[Figure content listings]
********
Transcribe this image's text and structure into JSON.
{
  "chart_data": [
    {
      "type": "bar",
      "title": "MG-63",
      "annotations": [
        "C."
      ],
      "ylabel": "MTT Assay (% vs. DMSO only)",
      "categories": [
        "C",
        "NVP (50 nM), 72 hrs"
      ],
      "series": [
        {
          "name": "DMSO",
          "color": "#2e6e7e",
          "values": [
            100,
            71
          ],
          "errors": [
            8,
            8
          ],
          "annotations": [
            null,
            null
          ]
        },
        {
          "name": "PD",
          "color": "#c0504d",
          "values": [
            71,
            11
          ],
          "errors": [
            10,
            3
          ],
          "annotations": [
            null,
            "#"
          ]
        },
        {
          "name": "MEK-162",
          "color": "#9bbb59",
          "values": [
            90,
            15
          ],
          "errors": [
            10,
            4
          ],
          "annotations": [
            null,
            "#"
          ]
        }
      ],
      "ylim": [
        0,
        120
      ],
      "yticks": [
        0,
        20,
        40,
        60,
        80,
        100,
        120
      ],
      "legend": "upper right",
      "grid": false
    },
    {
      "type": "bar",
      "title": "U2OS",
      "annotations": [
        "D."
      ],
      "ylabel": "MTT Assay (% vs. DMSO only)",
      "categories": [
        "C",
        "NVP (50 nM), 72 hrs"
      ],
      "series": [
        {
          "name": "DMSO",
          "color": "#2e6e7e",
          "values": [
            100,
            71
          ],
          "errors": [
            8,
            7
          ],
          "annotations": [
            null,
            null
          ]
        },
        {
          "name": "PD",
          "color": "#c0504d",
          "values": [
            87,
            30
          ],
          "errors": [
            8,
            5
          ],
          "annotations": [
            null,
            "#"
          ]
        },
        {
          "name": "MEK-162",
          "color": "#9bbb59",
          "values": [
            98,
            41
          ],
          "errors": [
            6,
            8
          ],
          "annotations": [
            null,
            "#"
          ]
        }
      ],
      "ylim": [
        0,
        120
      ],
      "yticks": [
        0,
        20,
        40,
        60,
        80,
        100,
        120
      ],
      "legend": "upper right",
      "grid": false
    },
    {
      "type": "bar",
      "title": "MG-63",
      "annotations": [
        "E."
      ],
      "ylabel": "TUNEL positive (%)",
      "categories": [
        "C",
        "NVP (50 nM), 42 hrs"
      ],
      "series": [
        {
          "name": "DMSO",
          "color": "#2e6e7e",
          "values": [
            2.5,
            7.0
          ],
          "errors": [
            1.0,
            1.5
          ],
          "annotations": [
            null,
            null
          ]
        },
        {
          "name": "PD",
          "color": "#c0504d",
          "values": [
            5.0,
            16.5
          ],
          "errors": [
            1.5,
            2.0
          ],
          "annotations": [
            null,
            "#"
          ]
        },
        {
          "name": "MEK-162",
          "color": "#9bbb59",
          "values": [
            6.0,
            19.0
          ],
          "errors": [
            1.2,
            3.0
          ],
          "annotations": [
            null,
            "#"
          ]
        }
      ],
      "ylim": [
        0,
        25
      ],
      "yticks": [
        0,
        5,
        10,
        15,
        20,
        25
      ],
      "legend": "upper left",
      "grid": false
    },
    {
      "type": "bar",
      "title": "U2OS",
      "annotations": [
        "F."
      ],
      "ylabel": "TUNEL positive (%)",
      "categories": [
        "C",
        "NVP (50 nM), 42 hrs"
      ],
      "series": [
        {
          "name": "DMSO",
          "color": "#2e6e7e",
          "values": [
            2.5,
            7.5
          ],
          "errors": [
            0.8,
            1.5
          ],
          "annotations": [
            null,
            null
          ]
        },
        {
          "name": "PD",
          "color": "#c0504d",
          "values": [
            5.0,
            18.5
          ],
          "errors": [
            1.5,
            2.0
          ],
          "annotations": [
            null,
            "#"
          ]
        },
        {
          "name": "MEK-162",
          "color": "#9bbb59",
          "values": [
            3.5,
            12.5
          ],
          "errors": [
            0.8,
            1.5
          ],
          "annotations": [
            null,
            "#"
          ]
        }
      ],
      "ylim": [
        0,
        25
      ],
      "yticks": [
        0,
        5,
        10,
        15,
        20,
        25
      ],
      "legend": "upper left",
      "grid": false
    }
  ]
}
********
Required action: Write the data out in full, matching every line exactly.

Result of this task:
Transcribe this image's text and structure into JSON.
{
  "chart_data": [
    {
      "type": "bar",
      "title": "MG-63",
      "annotations": [
        "C."
      ],
      "ylabel": "MTT Assay (% vs. DMSO only)",
      "categories": [
        "C",
        "NVP (50 nM), 72 hrs"
      ],
      "series": [
        {
          "name": "DMSO",
          "color": "#2e6e7e",
          "values": [
            100,
            71
          ],
          "errors": [
            8,
            8
          ],
          "annotations": [
            null,
            null
          ]
        },
        {
          "name": "PD",
          "color": "#c0504d",
          "values": [
            71,
            11
          ],
          "errors": [
            10,
            3
          ],
          "annotations": [
            null,
            "#"
          ]
        },
        {
          "name": "MEK-162",
          "color": "#9bbb59",
          "values": [
            90,
            15
          ],
          "errors": [
            10,
            4
          ],
          "annotations": [
            null,
            "#"
          ]
        }
      ],
      "ylim": [
        0,
        120
      ],
      "yticks": [
        0,
        20,
        40,
        60,
        80,
        100,
        120
      ],
      "legend": "upper right",
      "grid": false
    },
    {
      "type": "bar",
      "title": "U2OS",
      "annotations": [
        "D."
      ],
      "ylabel": "MTT Assay (% vs. DMSO only)",
      "categories": [
        "C",
        "NVP (50 nM), 72 hrs"
      ],
      "series": [
        {
          "name": "DMSO",
          "color": "#2e6e7e",
          "values": [
            100,
            71
          ],
          "errors": [
            8,
            7
          ],
          "annotations": [
            null,
            null
          ]
        },
        {
          "name": "PD",
          "color": "#c0504d",
          "values": [
            87,
            30
          ],
          "errors": [
            8,
            5
          ],
          "annotations": [
            null,
            "#"
          ]
        },
        {
          "name": "MEK-162",
          "color": "#9bbb59",
          "values": [
            98,
            41
          ],
          "errors": [
            6,
            8
          ],
          "annotations": [
            null,
            "#"
          ]
        }
      ],
      "ylim": [
        0,
        120
      ],
      "yticks": [
        0,
        20,
        40,
        60,
        80,
        100,
        120
      ],
      "legend": "upper right",
      "grid": false
    },
    {
      "type": "bar",
      "title": "MG-63",
      "annotations": [
        "E."
      ],
      "ylabel": "TUNEL positive (%)",
      "categories": [
        "C",
        "NVP (50 nM), 42 hrs"
      ],
      "series": [
        {
          "name": "DMSO",
          "color": "#2e6e7e",
          "values": [
            2.5,
            7.0
          ],
          "errors": [
            1.0,
            1.5
          ],
          "annotations": [
            null,
            null
          ]
        },
        {
          "name": "PD",
          "color": "#c0504d",
          "values": [
            5.0,
            16.5
          ],
          "errors": [
            1.5,
            2.0
          ],
          "annotations": [
            null,
            "#"
          ]
        },
        {
          "name": "MEK-162",
          "color": "#9bbb59",
          "values": [
            6.0,
            19.0
          ],
          "errors": [
            1.2,
            3.0
          ],
          "annotations": [
            null,
            "#"
          ]
        }
      ],
      "ylim": [
        0,
        25
      ],
      "yticks": [
        0,
        5,
        10,
        15,
        20,
        25
      ],
      "legend": "upper left",
      "grid": false
    },
    {
      "type": "bar",
      "title": "U2OS",
      "annotations": [
        "F."
      ],
      "ylabel": "TUNEL positive (%)",
      "categories": [
        "C",
        "NVP (50 nM), 42 hrs"
      ],
      "series": [
        {
          "name": "DMSO",
          "color": "#2e6e7e",
          "values": [
            2.5,
            7.5
          ],
          "errors": [
            0.8,
            1.5
          ],
          "annotations": [
            null,
            null
          ]
        },
        {
          "name": "PD",
          "color": "#c0504d",
          "values": [
            5.0,
            18.5
          ],
          "errors": [
            1.5,
            2.0
          ],
          "annotations": [
            null,
            "#"
          ]
        },
        {
          "name": "MEK-162",
          "color": "#9bbb59",
          "values": [
            3.5,
            12.5
          ],
          "errors": [
            0.8,
            1.5
          ],
          "annotations": [
            null,
            "#"
          ]
        }
      ],
      "ylim": [
        0,
        25
      ],
      "yticks": [
        0,
        5,
        10,
        15,
        20,
        25
      ],
      "legend": "upper left",
      "grid": false
    }
  ]
}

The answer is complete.